Brief:
From the entries that follow, pick out all lines holding "screenshot".
## Begin Supplied material
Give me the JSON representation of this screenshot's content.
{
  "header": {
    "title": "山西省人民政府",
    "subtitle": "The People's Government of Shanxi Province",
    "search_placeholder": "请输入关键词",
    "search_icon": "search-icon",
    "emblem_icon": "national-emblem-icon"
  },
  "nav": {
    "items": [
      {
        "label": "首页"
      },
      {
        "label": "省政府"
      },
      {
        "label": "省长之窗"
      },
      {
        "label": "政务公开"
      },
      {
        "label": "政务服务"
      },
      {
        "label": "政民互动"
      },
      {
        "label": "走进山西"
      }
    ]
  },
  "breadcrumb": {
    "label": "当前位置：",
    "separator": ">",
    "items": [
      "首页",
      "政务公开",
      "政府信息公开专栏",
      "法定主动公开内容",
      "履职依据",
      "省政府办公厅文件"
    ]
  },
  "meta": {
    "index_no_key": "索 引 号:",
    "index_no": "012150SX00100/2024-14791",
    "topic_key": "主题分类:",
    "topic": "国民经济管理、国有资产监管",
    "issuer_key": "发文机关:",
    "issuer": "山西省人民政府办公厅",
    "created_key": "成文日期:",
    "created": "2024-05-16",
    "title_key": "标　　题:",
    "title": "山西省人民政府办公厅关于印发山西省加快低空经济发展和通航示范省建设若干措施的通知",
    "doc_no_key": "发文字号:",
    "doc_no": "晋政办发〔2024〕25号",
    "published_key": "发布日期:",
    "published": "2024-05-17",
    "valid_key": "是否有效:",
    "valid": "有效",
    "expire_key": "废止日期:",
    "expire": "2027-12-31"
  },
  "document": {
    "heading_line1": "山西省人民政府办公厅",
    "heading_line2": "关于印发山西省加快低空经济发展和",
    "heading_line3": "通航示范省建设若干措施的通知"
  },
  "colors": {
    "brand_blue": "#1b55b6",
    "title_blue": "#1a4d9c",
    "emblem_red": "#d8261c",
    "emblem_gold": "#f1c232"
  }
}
## End Supplied material
## Begin Supplied material
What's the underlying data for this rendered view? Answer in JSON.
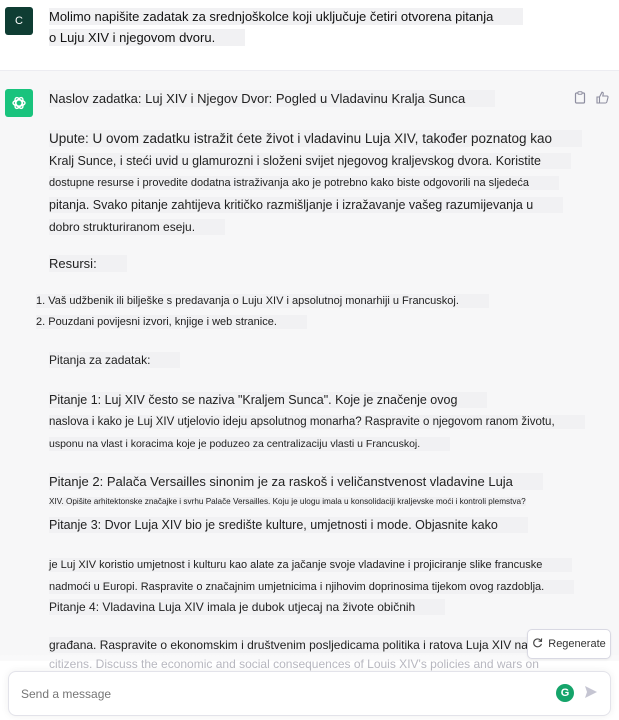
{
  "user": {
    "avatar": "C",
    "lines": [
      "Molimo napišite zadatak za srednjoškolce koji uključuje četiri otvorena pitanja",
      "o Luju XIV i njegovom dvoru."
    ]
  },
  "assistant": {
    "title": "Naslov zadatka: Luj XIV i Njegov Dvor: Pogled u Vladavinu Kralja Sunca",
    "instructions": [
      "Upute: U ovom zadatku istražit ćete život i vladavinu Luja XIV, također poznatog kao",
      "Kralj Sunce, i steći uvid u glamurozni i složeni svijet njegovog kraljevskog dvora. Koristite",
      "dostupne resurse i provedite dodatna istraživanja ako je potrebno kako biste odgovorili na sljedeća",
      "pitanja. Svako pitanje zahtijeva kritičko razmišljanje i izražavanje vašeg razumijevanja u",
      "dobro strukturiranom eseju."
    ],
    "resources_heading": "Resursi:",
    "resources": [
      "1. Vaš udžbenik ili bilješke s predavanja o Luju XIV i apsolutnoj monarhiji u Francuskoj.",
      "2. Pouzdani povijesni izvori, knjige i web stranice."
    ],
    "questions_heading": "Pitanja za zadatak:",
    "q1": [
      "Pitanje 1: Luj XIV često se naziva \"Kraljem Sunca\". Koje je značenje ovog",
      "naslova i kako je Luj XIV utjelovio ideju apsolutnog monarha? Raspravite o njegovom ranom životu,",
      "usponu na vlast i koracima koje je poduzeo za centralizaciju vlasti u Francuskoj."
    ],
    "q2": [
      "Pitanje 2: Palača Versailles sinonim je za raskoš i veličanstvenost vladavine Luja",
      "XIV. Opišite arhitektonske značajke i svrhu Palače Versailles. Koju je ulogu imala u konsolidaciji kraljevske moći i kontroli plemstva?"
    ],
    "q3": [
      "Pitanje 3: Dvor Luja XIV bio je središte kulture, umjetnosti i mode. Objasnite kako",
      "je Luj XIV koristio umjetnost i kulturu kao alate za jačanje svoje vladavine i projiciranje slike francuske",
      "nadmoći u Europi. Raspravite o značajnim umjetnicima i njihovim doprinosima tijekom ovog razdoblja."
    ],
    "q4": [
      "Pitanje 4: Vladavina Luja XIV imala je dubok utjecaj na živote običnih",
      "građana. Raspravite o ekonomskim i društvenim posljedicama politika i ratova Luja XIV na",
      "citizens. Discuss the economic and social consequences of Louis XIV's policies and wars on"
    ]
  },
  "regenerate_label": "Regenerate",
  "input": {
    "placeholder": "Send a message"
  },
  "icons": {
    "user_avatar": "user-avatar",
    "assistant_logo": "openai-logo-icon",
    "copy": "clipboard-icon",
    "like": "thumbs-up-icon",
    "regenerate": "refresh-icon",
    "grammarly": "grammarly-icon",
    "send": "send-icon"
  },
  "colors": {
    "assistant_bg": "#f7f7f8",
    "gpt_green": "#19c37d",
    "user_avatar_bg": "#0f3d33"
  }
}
## End Supplied material
## Begin Supplied material
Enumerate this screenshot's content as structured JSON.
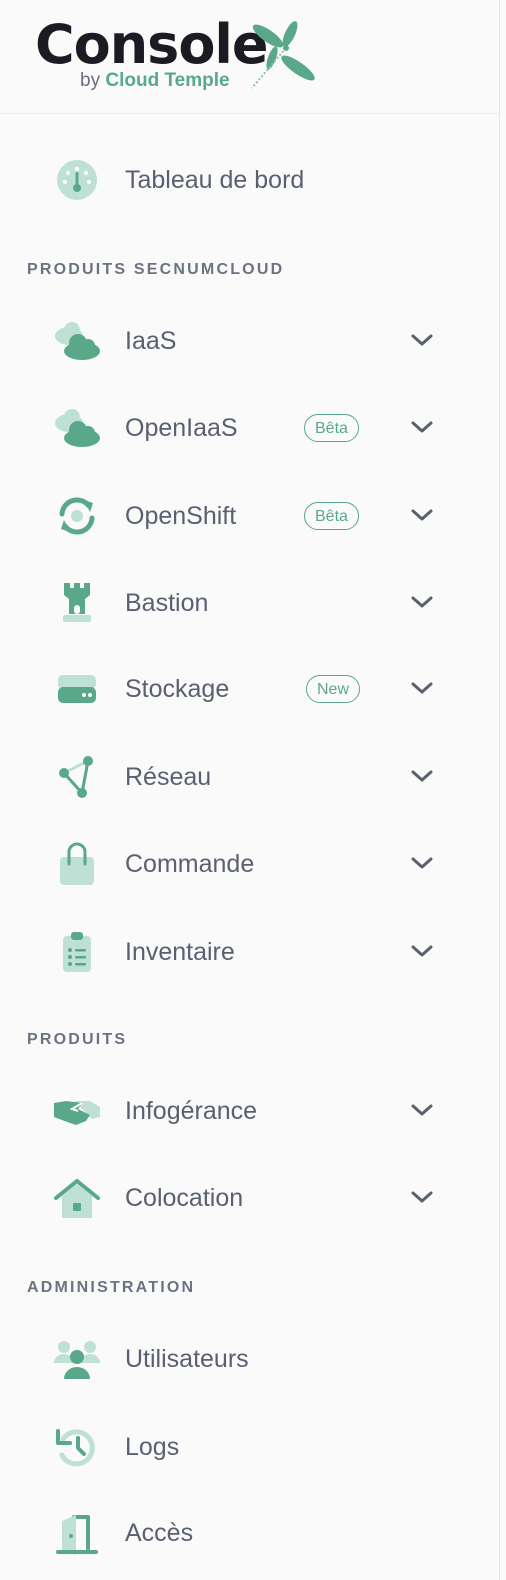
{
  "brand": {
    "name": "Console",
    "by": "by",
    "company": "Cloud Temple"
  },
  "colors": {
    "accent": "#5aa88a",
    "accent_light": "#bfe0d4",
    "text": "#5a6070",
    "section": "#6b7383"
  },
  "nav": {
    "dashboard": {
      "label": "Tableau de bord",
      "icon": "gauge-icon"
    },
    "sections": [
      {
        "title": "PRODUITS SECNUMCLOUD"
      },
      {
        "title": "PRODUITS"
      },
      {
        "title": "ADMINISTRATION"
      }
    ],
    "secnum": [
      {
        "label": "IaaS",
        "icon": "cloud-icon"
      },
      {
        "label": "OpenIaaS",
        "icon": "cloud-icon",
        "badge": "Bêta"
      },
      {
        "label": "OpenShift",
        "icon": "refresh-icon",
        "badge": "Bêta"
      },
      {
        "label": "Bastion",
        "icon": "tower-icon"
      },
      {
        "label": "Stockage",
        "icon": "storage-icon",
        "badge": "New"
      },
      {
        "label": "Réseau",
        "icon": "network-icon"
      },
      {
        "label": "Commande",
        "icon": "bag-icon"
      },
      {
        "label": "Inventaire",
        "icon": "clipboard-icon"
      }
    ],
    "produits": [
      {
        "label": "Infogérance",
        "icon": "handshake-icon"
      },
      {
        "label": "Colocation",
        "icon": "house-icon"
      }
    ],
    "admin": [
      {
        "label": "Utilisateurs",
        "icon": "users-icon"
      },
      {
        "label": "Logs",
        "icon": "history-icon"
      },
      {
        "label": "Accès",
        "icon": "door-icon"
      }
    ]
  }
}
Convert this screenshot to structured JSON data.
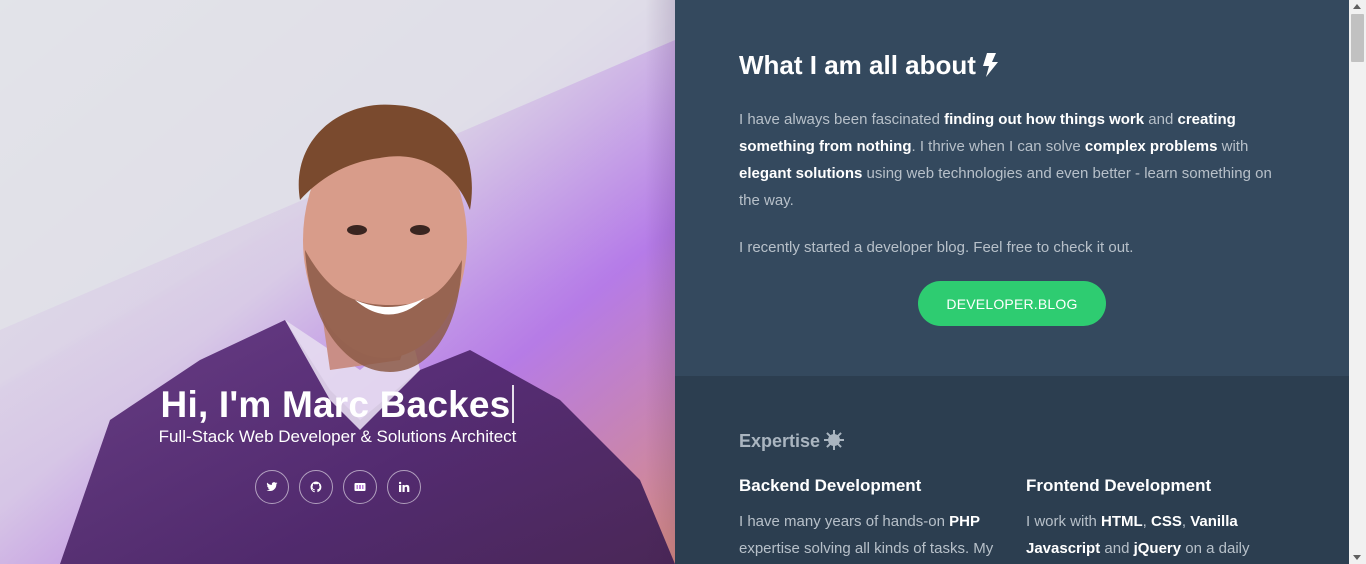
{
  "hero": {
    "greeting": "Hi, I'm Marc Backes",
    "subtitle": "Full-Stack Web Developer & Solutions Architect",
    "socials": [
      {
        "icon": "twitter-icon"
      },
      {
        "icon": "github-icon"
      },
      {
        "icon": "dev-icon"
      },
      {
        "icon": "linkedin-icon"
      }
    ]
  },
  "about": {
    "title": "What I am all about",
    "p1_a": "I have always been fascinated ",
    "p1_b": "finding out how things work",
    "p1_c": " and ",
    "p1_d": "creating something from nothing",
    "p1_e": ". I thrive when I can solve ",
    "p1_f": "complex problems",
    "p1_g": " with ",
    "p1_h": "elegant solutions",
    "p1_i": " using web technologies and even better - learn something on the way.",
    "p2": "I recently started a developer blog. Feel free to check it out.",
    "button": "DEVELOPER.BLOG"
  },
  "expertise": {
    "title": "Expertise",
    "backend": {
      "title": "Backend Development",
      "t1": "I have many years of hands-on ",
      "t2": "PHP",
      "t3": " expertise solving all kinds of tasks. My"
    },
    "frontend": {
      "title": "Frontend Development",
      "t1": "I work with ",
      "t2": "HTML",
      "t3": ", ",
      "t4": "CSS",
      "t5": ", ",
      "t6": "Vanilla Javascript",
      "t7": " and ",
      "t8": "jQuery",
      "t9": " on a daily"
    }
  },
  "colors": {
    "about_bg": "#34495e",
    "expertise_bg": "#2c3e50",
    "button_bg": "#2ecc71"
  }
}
## End Supplied material
Finished answer:
Give me the JSON representation of this screenshot's content.
Enumerate this screenshot's content as structured JSON.
Convert this screenshot to structured JSON data.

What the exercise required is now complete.